Task requirements: Pictures aside, write out every record exactly as it appears.

Task data:
+ + + +

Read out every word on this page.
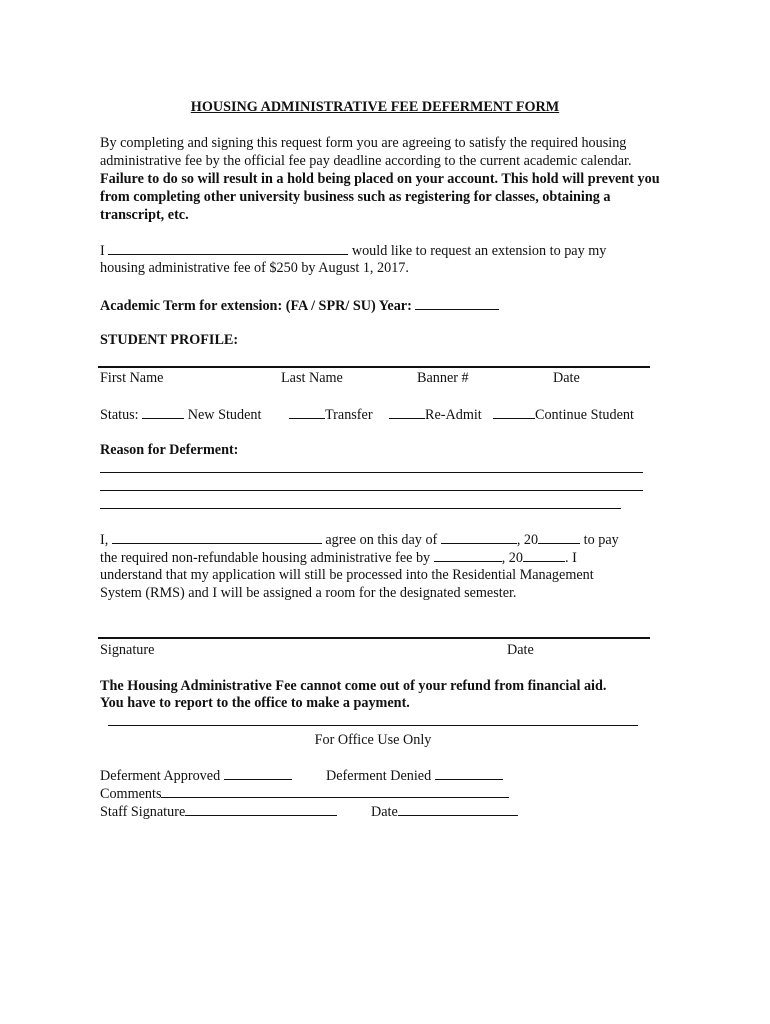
HOUSING ADMINISTRATIVE FEE DEFERMENT FORM
By completing and signing this request form you are agreeing to satisfy the required housing administrative fee by the official fee pay deadline according to the current academic calendar. Failure to do so will result in a hold being placed on your account. This hold will prevent you from completing other university business such as registering for classes, obtaining a transcript, etc.
I	would like to request an extension to pay my
housing administrative fee of $250 by August 1, 2017.
Academic Term for extension: (FA / SPR/ SU) Year:
STUDENT PROFILE:
First Name	Last Name	Banner #	Date
Status:	New Student	Transfer	Re-Admit	Continue Student
Reason for Deferment:
I,	agree on this day of	, 20	to pay
the required non-refundable housing administrative fee by	, 20	. I
understand that my application will still be processed into the Residential Management
System (RMS) and I will be assigned a room for the designated semester.
Signature	Date
The Housing Administrative Fee cannot come out of your refund from financial aid.
You have to report to the office to make a payment.
For Office Use Only
Deferment Approved	Deferment Denied
Comments
Staff Signature	Date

+ + + +

Exercise solution:
Read out every word on this page.
HOUSING ADMINISTRATIVE FEE DEFERMENT FORM
By completing and signing this request form you are agreeing to satisfy the required housing administrative fee by the official fee pay deadline according to the current academic calendar. Failure to do so will result in a hold being placed on your account. This hold will prevent you from completing other university business such as registering for classes, obtaining a transcript, etc.
I	would like to request an extension to pay my
housing administrative fee of $250 by August 1, 2017.
Academic Term for extension: (FA / SPR/ SU) Year:
STUDENT PROFILE:
First Name	Last Name	Banner #	Date
Status:	New Student	Transfer	Re-Admit	Continue Student
Reason for Deferment:
I,	agree on this day of	, 20	to pay
the required non-refundable housing administrative fee by	, 20	. I
understand that my application will still be processed into the Residential Management
System (RMS) and I will be assigned a room for the designated semester.
Signature	Date
The Housing Administrative Fee cannot come out of your refund from financial aid.
You have to report to the office to make a payment.
For Office Use Only
Deferment Approved	Deferment Denied
Comments
Staff Signature	Date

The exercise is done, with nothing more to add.